Type out the complete listing below word for word, without its pictures.

==== Material provided

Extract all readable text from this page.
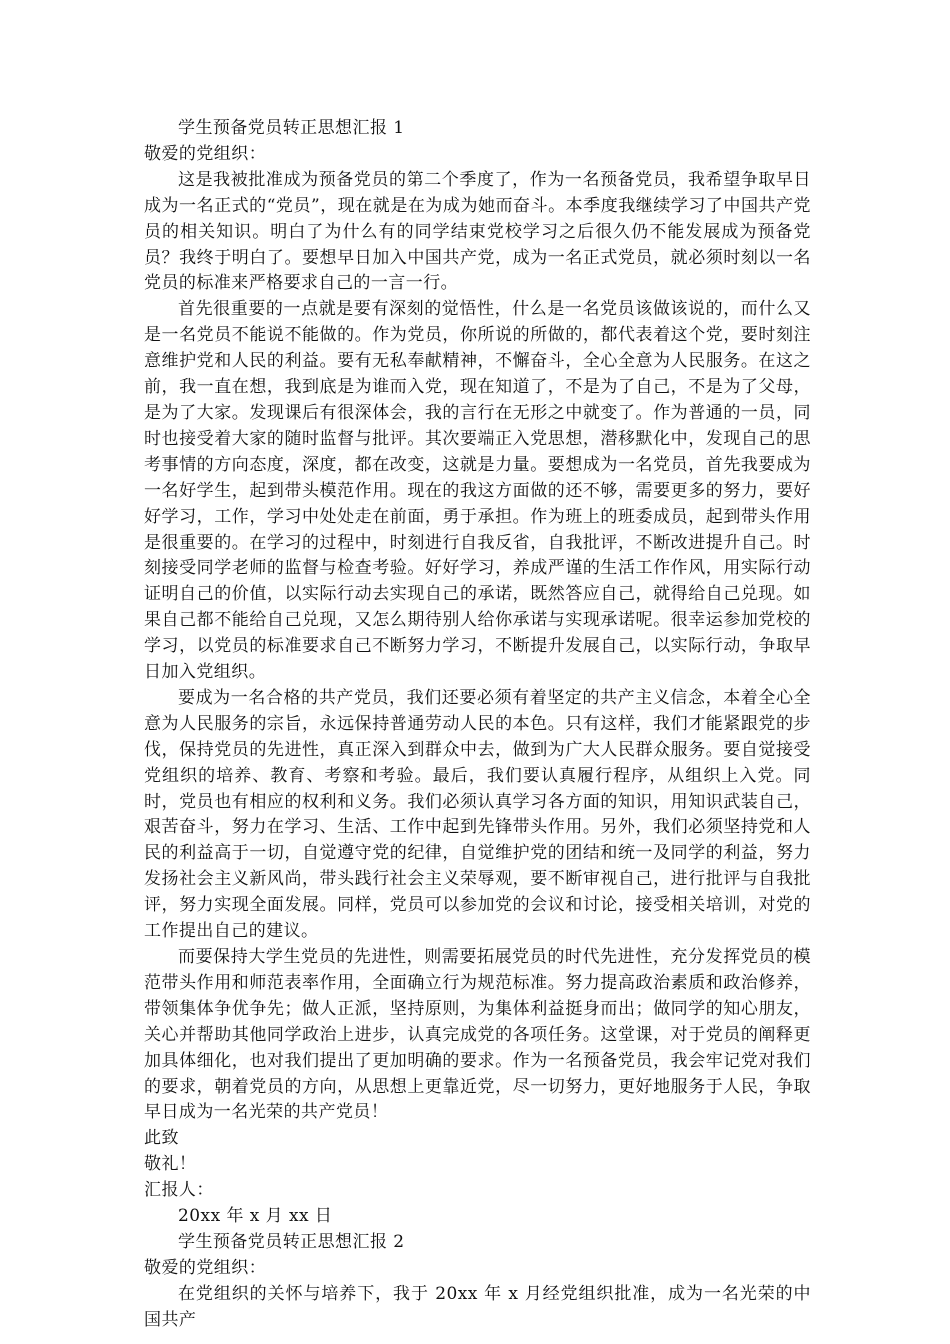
学生预备党员转正思想汇报 1

敬爱的党组织：

这是我被批准成为预备党员的第二个季度了，作为一名预备党员，我希望争取早日成为一名正式的“党员”，现在就是在为成为她而奋斗。本季度我继续学习了中国共产党员的相关知识。明白了为什么有的同学结束党校学习之后很久仍不能发展成为预备党员？我终于明白了。要想早日加入中国共产党，成为一名正式党员，就必须时刻以一名党员的标准来严格要求自己的一言一行。

首先很重要的一点就是要有深刻的觉悟性，什么是一名党员该做该说的，而什么又是一名党员不能说不能做的。作为党员，你所说的所做的，都代表着这个党，要时刻注意维护党和人民的利益。要有无私奉献精神，不懈奋斗，全心全意为人民服务。在这之前，我一直在想，我到底是为谁而入党，现在知道了，不是为了自己，不是为了父母，是为了大家。发现课后有很深体会，我的言行在无形之中就变了。作为普通的一员，同时也接受着大家的随时监督与批评。其次要端正入党思想，潜移默化中，发现自己的思考事情的方向态度，深度，都在改变，这就是力量。要想成为一名党员，首先我要成为一名好学生，起到带头模范作用。现在的我这方面做的还不够，需要更多的努力，要好好学习，工作，学习中处处走在前面，勇于承担。作为班上的班委成员，起到带头作用是很重要的。在学习的过程中，时刻进行自我反省，自我批评，不断改进提升自己。时刻接受同学老师的监督与检查考验。好好学习，养成严谨的生活工作作风，用实际行动证明自己的价值，以实际行动去实现自己的承诺，既然答应自己，就得给自己兑现。如果自己都不能给自己兑现，又怎么期待别人给你承诺与实现承诺呢。很幸运参加党校的学习，以党员的标准要求自己不断努力学习，不断提升发展自己，以实际行动，争取早日加入党组织。

要成为一名合格的共产党员，我们还要必须有着坚定的共产主义信念，本着全心全意为人民服务的宗旨，永远保持普通劳动人民的本色。只有这样，我们才能紧跟党的步伐，保持党员的先进性，真正深入到群众中去，做到为广大人民群众服务。要自觉接受党组织的培养、教育、考察和考验。最后，我们要认真履行程序，从组织上入党。同时，党员也有相应的权利和义务。我们必须认真学习各方面的知识，用知识武装自己，艰苦奋斗，努力在学习、生活、工作中起到先锋带头作用。另外，我们必须坚持党和人民的利益高于一切，自觉遵守党的纪律，自觉维护党的团结和统一及同学的利益，努力发扬社会主义新风尚，带头践行社会主义荣辱观，要不断审视自己，进行批评与自我批评，努力实现全面发展。同样，党员可以参加党的会议和讨论，接受相关培训，对党的工作提出自己的建议。

而要保持大学生党员的先进性，则需要拓展党员的时代先进性，充分发挥党员的模范带头作用和师范表率作用，全面确立行为规范标准。努力提高政治素质和政治修养，带领集体争优争先；做人正派，坚持原则，为集体利益挺身而出；做同学的知心朋友，关心并帮助其他同学政治上进步，认真完成党的各项任务。这堂课，对于党员的阐释更加具体细化，也对我们提出了更加明确的要求。作为一名预备党员，我会牢记党对我们的要求，朝着党员的方向，从思想上更靠近党，尽一切努力，更好地服务于人民，争取早日成为一名光荣的共产党员！

此致

敬礼！

汇报人：

20xx 年 x 月 xx 日

学生预备党员转正思想汇报 2

敬爱的党组织：

在党组织的关怀与培养下，我于 20xx 年 x 月经党组织批准，成为一名光荣的中国共产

========

» **Written response**:
Extract all readable text from this page.
学生预备党员转正思想汇报 1

敬爱的党组织：

这是我被批准成为预备党员的第二个季度了，作为一名预备党员，我希望争取早日成为一名正式的“党员”，现在就是在为成为她而奋斗。本季度我继续学习了中国共产党员的相关知识。明白了为什么有的同学结束党校学习之后很久仍不能发展成为预备党员？我终于明白了。要想早日加入中国共产党，成为一名正式党员，就必须时刻以一名党员的标准来严格要求自己的一言一行。

首先很重要的一点就是要有深刻的觉悟性，什么是一名党员该做该说的，而什么又是一名党员不能说不能做的。作为党员，你所说的所做的，都代表着这个党，要时刻注意维护党和人民的利益。要有无私奉献精神，不懈奋斗，全心全意为人民服务。在这之前，我一直在想，我到底是为谁而入党，现在知道了，不是为了自己，不是为了父母，是为了大家。发现课后有很深体会，我的言行在无形之中就变了。作为普通的一员，同时也接受着大家的随时监督与批评。其次要端正入党思想，潜移默化中，发现自己的思考事情的方向态度，深度，都在改变，这就是力量。要想成为一名党员，首先我要成为一名好学生，起到带头模范作用。现在的我这方面做的还不够，需要更多的努力，要好好学习，工作，学习中处处走在前面，勇于承担。作为班上的班委成员，起到带头作用是很重要的。在学习的过程中，时刻进行自我反省，自我批评，不断改进提升自己。时刻接受同学老师的监督与检查考验。好好学习，养成严谨的生活工作作风，用实际行动证明自己的价值，以实际行动去实现自己的承诺，既然答应自己，就得给自己兑现。如果自己都不能给自己兑现，又怎么期待别人给你承诺与实现承诺呢。很幸运参加党校的学习，以党员的标准要求自己不断努力学习，不断提升发展自己，以实际行动，争取早日加入党组织。

要成为一名合格的共产党员，我们还要必须有着坚定的共产主义信念，本着全心全意为人民服务的宗旨，永远保持普通劳动人民的本色。只有这样，我们才能紧跟党的步伐，保持党员的先进性，真正深入到群众中去，做到为广大人民群众服务。要自觉接受党组织的培养、教育、考察和考验。最后，我们要认真履行程序，从组织上入党。同时，党员也有相应的权利和义务。我们必须认真学习各方面的知识，用知识武装自己，艰苦奋斗，努力在学习、生活、工作中起到先锋带头作用。另外，我们必须坚持党和人民的利益高于一切，自觉遵守党的纪律，自觉维护党的团结和统一及同学的利益，努力发扬社会主义新风尚，带头践行社会主义荣辱观，要不断审视自己，进行批评与自我批评，努力实现全面发展。同样，党员可以参加党的会议和讨论，接受相关培训，对党的工作提出自己的建议。

而要保持大学生党员的先进性，则需要拓展党员的时代先进性，充分发挥党员的模范带头作用和师范表率作用，全面确立行为规范标准。努力提高政治素质和政治修养，带领集体争优争先；做人正派，坚持原则，为集体利益挺身而出；做同学的知心朋友，关心并帮助其他同学政治上进步，认真完成党的各项任务。这堂课，对于党员的阐释更加具体细化，也对我们提出了更加明确的要求。作为一名预备党员，我会牢记党对我们的要求，朝着党员的方向，从思想上更靠近党，尽一切努力，更好地服务于人民，争取早日成为一名光荣的共产党员！

此致

敬礼！

汇报人：

20xx 年 x 月 xx 日

学生预备党员转正思想汇报 2

敬爱的党组织：

在党组织的关怀与培养下，我于 20xx 年 x 月经党组织批准，成为一名光荣的中国共产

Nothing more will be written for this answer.